TASK PROMPT:
How many lines of these entries include the string "Бульдозеры"? State the number alone.

SUPPLIED RECORDS:
◇ ◇ ◇

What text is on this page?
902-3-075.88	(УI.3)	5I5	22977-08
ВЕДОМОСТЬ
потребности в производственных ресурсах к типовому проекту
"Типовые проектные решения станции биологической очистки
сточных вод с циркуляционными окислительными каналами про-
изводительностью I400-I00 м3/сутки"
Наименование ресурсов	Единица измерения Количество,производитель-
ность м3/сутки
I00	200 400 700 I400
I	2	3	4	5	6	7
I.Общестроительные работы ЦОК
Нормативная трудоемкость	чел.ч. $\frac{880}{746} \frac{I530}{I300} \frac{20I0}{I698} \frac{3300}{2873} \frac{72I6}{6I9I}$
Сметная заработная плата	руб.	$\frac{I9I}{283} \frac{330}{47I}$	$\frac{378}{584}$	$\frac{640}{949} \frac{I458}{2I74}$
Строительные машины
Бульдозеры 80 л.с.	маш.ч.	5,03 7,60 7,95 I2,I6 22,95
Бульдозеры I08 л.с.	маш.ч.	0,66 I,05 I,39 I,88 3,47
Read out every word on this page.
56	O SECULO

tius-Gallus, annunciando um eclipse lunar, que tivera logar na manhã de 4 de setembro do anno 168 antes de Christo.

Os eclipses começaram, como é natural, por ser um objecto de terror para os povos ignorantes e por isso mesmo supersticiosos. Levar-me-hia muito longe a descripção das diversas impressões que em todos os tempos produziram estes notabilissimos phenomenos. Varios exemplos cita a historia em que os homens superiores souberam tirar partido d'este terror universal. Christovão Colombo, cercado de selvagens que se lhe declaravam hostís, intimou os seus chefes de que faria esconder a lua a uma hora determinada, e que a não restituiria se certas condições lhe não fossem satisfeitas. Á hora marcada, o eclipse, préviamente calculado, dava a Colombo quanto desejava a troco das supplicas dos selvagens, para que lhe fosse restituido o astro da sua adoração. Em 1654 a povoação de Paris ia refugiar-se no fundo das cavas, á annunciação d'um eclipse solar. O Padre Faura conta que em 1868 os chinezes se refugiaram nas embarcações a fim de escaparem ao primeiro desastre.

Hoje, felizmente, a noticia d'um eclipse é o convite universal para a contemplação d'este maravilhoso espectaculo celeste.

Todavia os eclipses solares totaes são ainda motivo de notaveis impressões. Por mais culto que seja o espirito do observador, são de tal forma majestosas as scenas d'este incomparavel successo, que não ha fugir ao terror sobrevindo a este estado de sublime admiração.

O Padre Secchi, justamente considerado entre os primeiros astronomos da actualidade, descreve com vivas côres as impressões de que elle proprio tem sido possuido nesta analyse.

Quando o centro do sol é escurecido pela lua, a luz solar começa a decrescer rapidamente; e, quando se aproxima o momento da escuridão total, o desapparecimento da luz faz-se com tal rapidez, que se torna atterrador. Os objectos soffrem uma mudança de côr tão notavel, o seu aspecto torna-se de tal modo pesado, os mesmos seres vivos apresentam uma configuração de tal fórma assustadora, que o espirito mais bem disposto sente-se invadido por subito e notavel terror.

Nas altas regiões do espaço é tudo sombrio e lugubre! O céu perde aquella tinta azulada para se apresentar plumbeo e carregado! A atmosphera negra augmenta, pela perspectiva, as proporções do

◇ ◇ ◇

SOLUTION FOR THIS PROBLEM:
2